(INSTRUCTIONS TO FOLLOW) Word for word, set down the records and skip each picture.

(Source records)
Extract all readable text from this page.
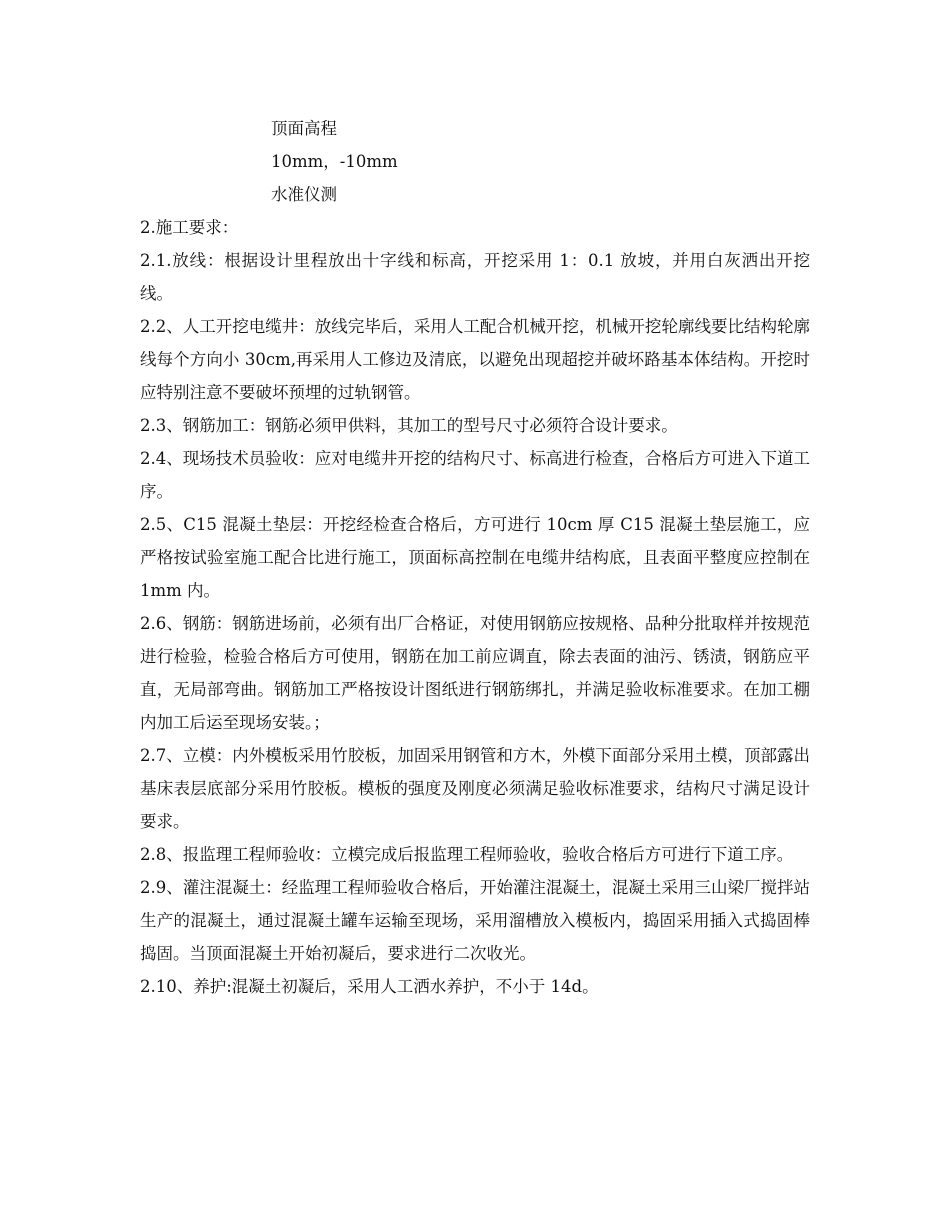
顶面高程

10mm，-10mm

水准仪测

2.施工要求：

2.1.放线：根据设计里程放出十字线和标高，开挖采用 1：0.1 放坡，并用白灰洒出开挖线。

2.2、人工开挖电缆井：放线完毕后，采用人工配合机械开挖，机械开挖轮廓线要比结构轮廓线每个方向小 30cm,再采用人工修边及清底，以避免出现超挖并破坏路基本体结构。开挖时应特别注意不要破坏预埋的过轨钢管。

2.3、钢筋加工：钢筋必须甲供料，其加工的型号尺寸必须符合设计要求。

2.4、现场技术员验收：应对电缆井开挖的结构尺寸、标高进行检查，合格后方可进入下道工序。

2.5、C15 混凝土垫层：开挖经检查合格后，方可进行 10cm 厚 C15 混凝土垫层施工，应严格按试验室施工配合比进行施工，顶面标高控制在电缆井结构底，且表面平整度应控制在 1mm 内。

2.6、钢筋：钢筋进场前，必须有出厂合格证，对使用钢筋应按规格、品种分批取样并按规范进行检验，检验合格后方可使用，钢筋在加工前应调直，除去表面的油污、锈渍，钢筋应平直，无局部弯曲。钢筋加工严格按设计图纸进行钢筋绑扎，并满足验收标准要求。在加工棚内加工后运至现场安装。；

2.7、立模：内外模板采用竹胶板，加固采用钢管和方木，外模下面部分采用土模，顶部露出基床表层底部分采用竹胶板。模板的强度及刚度必须满足验收标准要求，结构尺寸满足设计要求。

2.8、报监理工程师验收：立模完成后报监理工程师验收，验收合格后方可进行下道工序。

2.9、灌注混凝土：经监理工程师验收合格后，开始灌注混凝土，混凝土采用三山梁厂搅拌站生产的混凝土，通过混凝土罐车运输至现场，采用溜槽放入模板内，捣固采用插入式捣固棒捣固。当顶面混凝土开始初凝后，要求进行二次收光。

2.10、养护:混凝土初凝后，采用人工洒水养护，不小于 14d。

(TASK SOLUTION)
Extract all readable text from this page.
顶面高程

10mm，-10mm

水准仪测

2.施工要求：

2.1.放线：根据设计里程放出十字线和标高，开挖采用 1：0.1 放坡，并用白灰洒出开挖线。

2.2、人工开挖电缆井：放线完毕后，采用人工配合机械开挖，机械开挖轮廓线要比结构轮廓线每个方向小 30cm,再采用人工修边及清底，以避免出现超挖并破坏路基本体结构。开挖时应特别注意不要破坏预埋的过轨钢管。

2.3、钢筋加工：钢筋必须甲供料，其加工的型号尺寸必须符合设计要求。

2.4、现场技术员验收：应对电缆井开挖的结构尺寸、标高进行检查，合格后方可进入下道工序。

2.5、C15 混凝土垫层：开挖经检查合格后，方可进行 10cm 厚 C15 混凝土垫层施工，应严格按试验室施工配合比进行施工，顶面标高控制在电缆井结构底，且表面平整度应控制在 1mm 内。

2.6、钢筋：钢筋进场前，必须有出厂合格证，对使用钢筋应按规格、品种分批取样并按规范进行检验，检验合格后方可使用，钢筋在加工前应调直，除去表面的油污、锈渍，钢筋应平直，无局部弯曲。钢筋加工严格按设计图纸进行钢筋绑扎，并满足验收标准要求。在加工棚内加工后运至现场安装。；

2.7、立模：内外模板采用竹胶板，加固采用钢管和方木，外模下面部分采用土模，顶部露出基床表层底部分采用竹胶板。模板的强度及刚度必须满足验收标准要求，结构尺寸满足设计要求。

2.8、报监理工程师验收：立模完成后报监理工程师验收，验收合格后方可进行下道工序。

2.9、灌注混凝土：经监理工程师验收合格后，开始灌注混凝土，混凝土采用三山梁厂搅拌站生产的混凝土，通过混凝土罐车运输至现场，采用溜槽放入模板内，捣固采用插入式捣固棒捣固。当顶面混凝土开始初凝后，要求进行二次收光。

2.10、养护:混凝土初凝后，采用人工洒水养护，不小于 14d。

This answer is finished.